▸ **What to do**
Could you transcribe the material below exactly, without leaving out a single line?

***

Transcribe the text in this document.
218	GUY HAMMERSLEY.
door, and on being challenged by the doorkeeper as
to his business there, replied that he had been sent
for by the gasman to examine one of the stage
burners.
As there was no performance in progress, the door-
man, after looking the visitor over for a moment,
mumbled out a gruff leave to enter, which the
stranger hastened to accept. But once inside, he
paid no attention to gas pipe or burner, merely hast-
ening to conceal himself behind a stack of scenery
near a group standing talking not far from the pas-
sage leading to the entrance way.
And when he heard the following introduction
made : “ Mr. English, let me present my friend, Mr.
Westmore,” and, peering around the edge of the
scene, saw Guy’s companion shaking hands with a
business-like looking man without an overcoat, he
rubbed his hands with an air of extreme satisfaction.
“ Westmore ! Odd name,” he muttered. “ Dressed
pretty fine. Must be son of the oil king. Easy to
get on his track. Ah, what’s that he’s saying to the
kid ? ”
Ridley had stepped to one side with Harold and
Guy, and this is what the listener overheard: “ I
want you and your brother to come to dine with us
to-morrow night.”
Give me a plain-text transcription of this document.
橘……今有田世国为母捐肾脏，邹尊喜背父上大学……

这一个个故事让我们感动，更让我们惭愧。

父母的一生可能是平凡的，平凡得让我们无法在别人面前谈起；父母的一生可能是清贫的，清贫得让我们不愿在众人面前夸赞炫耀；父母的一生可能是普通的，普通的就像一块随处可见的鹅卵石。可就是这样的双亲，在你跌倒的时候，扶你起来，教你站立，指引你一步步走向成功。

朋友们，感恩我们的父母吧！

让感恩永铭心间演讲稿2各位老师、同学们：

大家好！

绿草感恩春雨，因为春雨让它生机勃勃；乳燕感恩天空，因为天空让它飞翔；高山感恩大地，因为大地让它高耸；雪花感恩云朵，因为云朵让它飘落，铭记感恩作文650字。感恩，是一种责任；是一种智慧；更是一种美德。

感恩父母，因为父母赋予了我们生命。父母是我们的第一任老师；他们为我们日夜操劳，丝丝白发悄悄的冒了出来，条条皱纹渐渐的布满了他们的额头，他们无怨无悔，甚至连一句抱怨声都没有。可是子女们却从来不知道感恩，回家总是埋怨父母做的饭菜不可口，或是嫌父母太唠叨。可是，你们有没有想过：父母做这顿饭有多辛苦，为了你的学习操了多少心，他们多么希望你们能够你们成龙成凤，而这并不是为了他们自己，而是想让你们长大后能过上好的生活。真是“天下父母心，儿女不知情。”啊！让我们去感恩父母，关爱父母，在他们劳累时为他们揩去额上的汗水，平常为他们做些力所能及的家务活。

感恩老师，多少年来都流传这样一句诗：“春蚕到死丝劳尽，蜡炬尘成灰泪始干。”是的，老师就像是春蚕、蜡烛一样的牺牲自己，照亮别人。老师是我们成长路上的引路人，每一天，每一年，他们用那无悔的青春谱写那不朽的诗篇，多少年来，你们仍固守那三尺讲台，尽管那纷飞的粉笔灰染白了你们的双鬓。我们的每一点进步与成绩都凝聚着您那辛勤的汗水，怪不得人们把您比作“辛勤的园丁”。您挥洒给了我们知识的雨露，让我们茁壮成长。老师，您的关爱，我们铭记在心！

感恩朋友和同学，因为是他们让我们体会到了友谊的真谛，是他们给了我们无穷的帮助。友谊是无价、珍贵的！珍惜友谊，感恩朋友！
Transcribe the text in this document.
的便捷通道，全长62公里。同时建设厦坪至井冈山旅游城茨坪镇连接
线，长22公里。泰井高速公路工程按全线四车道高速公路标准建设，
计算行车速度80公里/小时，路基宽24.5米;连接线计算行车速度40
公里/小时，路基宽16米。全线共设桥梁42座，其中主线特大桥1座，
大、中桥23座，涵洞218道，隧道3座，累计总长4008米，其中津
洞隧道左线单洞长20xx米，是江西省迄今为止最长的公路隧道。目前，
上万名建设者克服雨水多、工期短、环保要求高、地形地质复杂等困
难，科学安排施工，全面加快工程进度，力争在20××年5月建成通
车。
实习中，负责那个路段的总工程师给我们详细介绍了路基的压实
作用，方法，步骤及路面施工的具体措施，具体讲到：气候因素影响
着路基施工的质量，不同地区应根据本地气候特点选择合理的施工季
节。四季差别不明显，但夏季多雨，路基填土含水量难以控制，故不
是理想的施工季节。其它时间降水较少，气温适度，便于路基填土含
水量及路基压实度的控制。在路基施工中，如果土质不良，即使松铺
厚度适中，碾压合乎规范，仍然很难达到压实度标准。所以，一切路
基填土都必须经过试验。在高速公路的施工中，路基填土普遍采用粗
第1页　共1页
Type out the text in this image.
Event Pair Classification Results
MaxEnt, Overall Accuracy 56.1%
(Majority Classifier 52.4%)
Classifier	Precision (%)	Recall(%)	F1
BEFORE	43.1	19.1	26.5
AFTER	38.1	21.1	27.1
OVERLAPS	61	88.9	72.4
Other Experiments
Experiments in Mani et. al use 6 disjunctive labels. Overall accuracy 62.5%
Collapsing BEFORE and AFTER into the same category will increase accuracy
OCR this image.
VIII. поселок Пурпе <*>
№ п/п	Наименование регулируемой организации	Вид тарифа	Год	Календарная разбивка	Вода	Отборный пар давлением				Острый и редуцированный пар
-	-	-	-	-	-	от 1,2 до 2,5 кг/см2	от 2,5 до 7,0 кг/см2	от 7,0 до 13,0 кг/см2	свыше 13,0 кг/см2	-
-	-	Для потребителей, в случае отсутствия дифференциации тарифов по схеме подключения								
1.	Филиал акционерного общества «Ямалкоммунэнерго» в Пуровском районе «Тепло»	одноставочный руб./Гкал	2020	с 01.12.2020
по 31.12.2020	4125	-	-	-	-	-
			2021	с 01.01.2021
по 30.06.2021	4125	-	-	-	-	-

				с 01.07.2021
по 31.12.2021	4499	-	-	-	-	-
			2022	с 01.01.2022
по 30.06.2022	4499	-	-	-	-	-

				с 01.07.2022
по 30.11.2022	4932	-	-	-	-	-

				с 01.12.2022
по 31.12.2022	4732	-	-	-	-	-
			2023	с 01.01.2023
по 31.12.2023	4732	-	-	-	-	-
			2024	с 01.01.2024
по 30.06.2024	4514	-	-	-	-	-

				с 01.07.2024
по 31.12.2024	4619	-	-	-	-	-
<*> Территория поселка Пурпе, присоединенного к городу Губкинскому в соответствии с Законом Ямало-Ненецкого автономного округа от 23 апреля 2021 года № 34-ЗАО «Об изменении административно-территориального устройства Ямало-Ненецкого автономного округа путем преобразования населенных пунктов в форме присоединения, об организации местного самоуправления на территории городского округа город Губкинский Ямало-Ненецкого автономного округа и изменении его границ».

***

▸ **Task response**
Transcribe the text in this document.
218	GUY HAMMERSLEY.
door, and on being challenged by the doorkeeper as
to his business there, replied that he had been sent
for by the gasman to examine one of the stage
burners.
As there was no performance in progress, the door-
man, after looking the visitor over for a moment,
mumbled out a gruff leave to enter, which the
stranger hastened to accept. But once inside, he
paid no attention to gas pipe or burner, merely hast-
ening to conceal himself behind a stack of scenery
near a group standing talking not far from the pas-
sage leading to the entrance way.
And when he heard the following introduction
made : “ Mr. English, let me present my friend, Mr.
Westmore,” and, peering around the edge of the
scene, saw Guy’s companion shaking hands with a
business-like looking man without an overcoat, he
rubbed his hands with an air of extreme satisfaction.
“ Westmore ! Odd name,” he muttered. “ Dressed
pretty fine. Must be son of the oil king. Easy to
get on his track. Ah, what’s that he’s saying to the
kid ? ”
Ridley had stepped to one side with Harold and
Guy, and this is what the listener overheard: “ I
want you and your brother to come to dine with us
to-morrow night.”
Give me a plain-text transcription of this document.
橘……今有田世国为母捐肾脏，邹尊喜背父上大学……

这一个个故事让我们感动，更让我们惭愧。

父母的一生可能是平凡的，平凡得让我们无法在别人面前谈起；父母的一生可能是清贫的，清贫得让我们不愿在众人面前夸赞炫耀；父母的一生可能是普通的，普通的就像一块随处可见的鹅卵石。可就是这样的双亲，在你跌倒的时候，扶你起来，教你站立，指引你一步步走向成功。

朋友们，感恩我们的父母吧！

让感恩永铭心间演讲稿2各位老师、同学们：

大家好！

绿草感恩春雨，因为春雨让它生机勃勃；乳燕感恩天空，因为天空让它飞翔；高山感恩大地，因为大地让它高耸；雪花感恩云朵，因为云朵让它飘落，铭记感恩作文650字。感恩，是一种责任；是一种智慧；更是一种美德。

感恩父母，因为父母赋予了我们生命。父母是我们的第一任老师；他们为我们日夜操劳，丝丝白发悄悄的冒了出来，条条皱纹渐渐的布满了他们的额头，他们无怨无悔，甚至连一句抱怨声都没有。可是子女们却从来不知道感恩，回家总是埋怨父母做的饭菜不可口，或是嫌父母太唠叨。可是，你们有没有想过：父母做这顿饭有多辛苦，为了你的学习操了多少心，他们多么希望你们能够你们成龙成凤，而这并不是为了他们自己，而是想让你们长大后能过上好的生活。真是“天下父母心，儿女不知情。”啊！让我们去感恩父母，关爱父母，在他们劳累时为他们揩去额上的汗水，平常为他们做些力所能及的家务活。

感恩老师，多少年来都流传这样一句诗：“春蚕到死丝劳尽，蜡炬尘成灰泪始干。”是的，老师就像是春蚕、蜡烛一样的牺牲自己，照亮别人。老师是我们成长路上的引路人，每一天，每一年，他们用那无悔的青春谱写那不朽的诗篇，多少年来，你们仍固守那三尺讲台，尽管那纷飞的粉笔灰染白了你们的双鬓。我们的每一点进步与成绩都凝聚着您那辛勤的汗水，怪不得人们把您比作“辛勤的园丁”。您挥洒给了我们知识的雨露，让我们茁壮成长。老师，您的关爱，我们铭记在心！

感恩朋友和同学，因为是他们让我们体会到了友谊的真谛，是他们给了我们无穷的帮助。友谊是无价、珍贵的！珍惜友谊，感恩朋友！
Transcribe the text in this document.
的便捷通道，全长62公里。同时建设厦坪至井冈山旅游城茨坪镇连接
线，长22公里。泰井高速公路工程按全线四车道高速公路标准建设，
计算行车速度80公里/小时，路基宽24.5米;连接线计算行车速度40
公里/小时，路基宽16米。全线共设桥梁42座，其中主线特大桥1座，
大、中桥23座，涵洞218道，隧道3座，累计总长4008米，其中津
洞隧道左线单洞长20xx米，是江西省迄今为止最长的公路隧道。目前，
上万名建设者克服雨水多、工期短、环保要求高、地形地质复杂等困
难，科学安排施工，全面加快工程进度，力争在20××年5月建成通
车。
实习中，负责那个路段的总工程师给我们详细介绍了路基的压实
作用，方法，步骤及路面施工的具体措施，具体讲到：气候因素影响
着路基施工的质量，不同地区应根据本地气候特点选择合理的施工季
节。四季差别不明显，但夏季多雨，路基填土含水量难以控制，故不
是理想的施工季节。其它时间降水较少，气温适度，便于路基填土含
水量及路基压实度的控制。在路基施工中，如果土质不良，即使松铺
厚度适中，碾压合乎规范，仍然很难达到压实度标准。所以，一切路
基填土都必须经过试验。在高速公路的施工中，路基填土普遍采用粗
第1页　共1页
Type out the text in this image.
Event Pair Classification Results
MaxEnt, Overall Accuracy 56.1%
(Majority Classifier 52.4%)
Classifier	Precision (%)	Recall(%)	F1
BEFORE	43.1	19.1	26.5
AFTER	38.1	21.1	27.1
OVERLAPS	61	88.9	72.4
Other Experiments
Experiments in Mani et. al use 6 disjunctive labels. Overall accuracy 62.5%
Collapsing BEFORE and AFTER into the same category will increase accuracy
OCR this image.
VIII. поселок Пурпе <*>
№ п/п	Наименование регулируемой организации	Вид тарифа	Год	Календарная разбивка	Вода	Отборный пар давлением				Острый и редуцированный пар
-	-	-	-	-	-	от 1,2 до 2,5 кг/см2	от 2,5 до 7,0 кг/см2	от 7,0 до 13,0 кг/см2	свыше 13,0 кг/см2	-
-	-	Для потребителей, в случае отсутствия дифференциации тарифов по схеме подключения								
1.	Филиал акционерного общества «Ямалкоммунэнерго» в Пуровском районе «Тепло»	одноставочный руб./Гкал	2020	с 01.12.2020
по 31.12.2020	4125	-	-	-	-	-
			2021	с 01.01.2021
по 30.06.2021	4125	-	-	-	-	-

				с 01.07.2021
по 31.12.2021	4499	-	-	-	-	-
			2022	с 01.01.2022
по 30.06.2022	4499	-	-	-	-	-

				с 01.07.2022
по 30.11.2022	4932	-	-	-	-	-

				с 01.12.2022
по 31.12.2022	4732	-	-	-	-	-
			2023	с 01.01.2023
по 31.12.2023	4732	-	-	-	-	-
			2024	с 01.01.2024
по 30.06.2024	4514	-	-	-	-	-

				с 01.07.2024
по 31.12.2024	4619	-	-	-	-	-
<*> Территория поселка Пурпе, присоединенного к городу Губкинскому в соответствии с Законом Ямало-Ненецкого автономного округа от 23 апреля 2021 года № 34-ЗАО «Об изменении административно-территориального устройства Ямало-Ненецкого автономного округа путем преобразования населенных пунктов в форме присоединения, об организации местного самоуправления на территории городского округа город Губкинский Ямало-Ненецкого автономного округа и изменении его границ».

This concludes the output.